(Collection entries)
=-=-=-=-=

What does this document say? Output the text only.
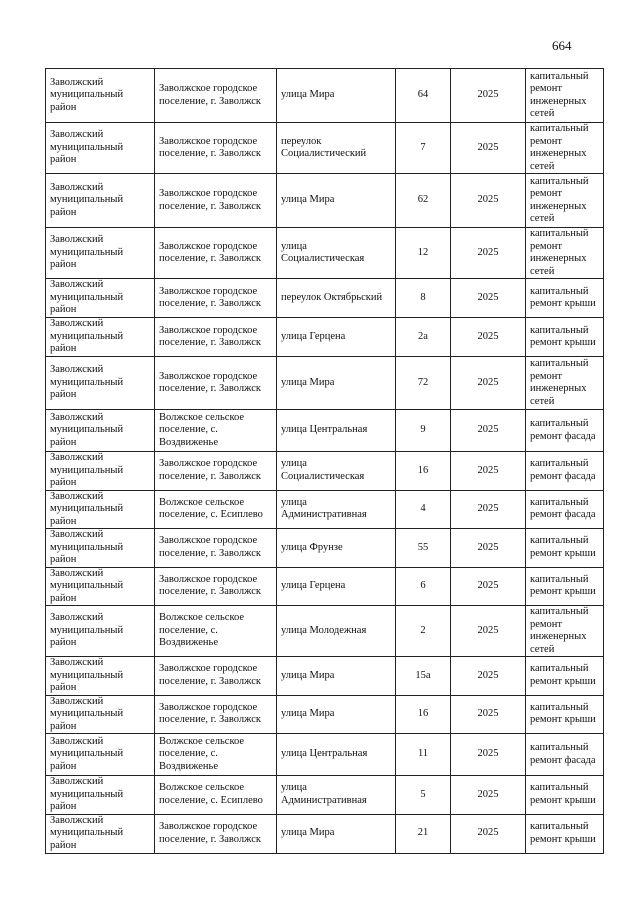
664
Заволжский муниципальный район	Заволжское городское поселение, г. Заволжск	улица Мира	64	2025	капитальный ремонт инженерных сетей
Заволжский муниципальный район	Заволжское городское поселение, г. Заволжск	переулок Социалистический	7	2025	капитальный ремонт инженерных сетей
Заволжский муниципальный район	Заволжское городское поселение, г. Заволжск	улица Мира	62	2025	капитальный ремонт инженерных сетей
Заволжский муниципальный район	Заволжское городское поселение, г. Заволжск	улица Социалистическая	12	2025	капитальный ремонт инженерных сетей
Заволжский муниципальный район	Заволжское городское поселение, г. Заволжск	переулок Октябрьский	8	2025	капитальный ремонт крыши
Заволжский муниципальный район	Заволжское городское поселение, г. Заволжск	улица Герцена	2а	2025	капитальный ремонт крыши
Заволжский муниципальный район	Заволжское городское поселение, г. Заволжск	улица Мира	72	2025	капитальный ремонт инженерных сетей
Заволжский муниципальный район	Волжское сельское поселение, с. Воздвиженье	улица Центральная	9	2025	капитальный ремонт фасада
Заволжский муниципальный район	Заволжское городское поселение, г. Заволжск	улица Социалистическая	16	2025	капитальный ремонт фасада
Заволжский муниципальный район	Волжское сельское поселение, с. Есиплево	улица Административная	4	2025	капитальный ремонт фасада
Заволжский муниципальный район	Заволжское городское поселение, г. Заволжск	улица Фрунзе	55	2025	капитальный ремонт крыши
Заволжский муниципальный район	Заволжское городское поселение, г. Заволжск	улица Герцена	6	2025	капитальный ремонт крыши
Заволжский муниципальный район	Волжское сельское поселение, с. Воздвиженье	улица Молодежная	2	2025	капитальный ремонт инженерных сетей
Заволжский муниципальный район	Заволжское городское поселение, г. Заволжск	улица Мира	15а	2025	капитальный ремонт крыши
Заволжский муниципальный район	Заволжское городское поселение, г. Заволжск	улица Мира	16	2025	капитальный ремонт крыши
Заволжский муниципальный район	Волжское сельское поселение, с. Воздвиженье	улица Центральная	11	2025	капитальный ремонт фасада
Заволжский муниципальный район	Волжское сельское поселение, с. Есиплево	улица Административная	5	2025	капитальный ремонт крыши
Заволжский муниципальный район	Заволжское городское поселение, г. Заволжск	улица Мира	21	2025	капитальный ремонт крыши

=-=-=-=-=

* [YOUR OBJECTIVE] Find the lines that include the string "Центральная", then copy each of them.

* [RESULT]
Заволжский муниципальный район	Волжское сельское поселение, с. Воздвиженье	улица Центральная	9	2025	капитальный ремонт фасада
Заволжский муниципальный район	Волжское сельское поселение, с. Воздвиженье	улица Центральная	11	2025	капитальный ремонт фасада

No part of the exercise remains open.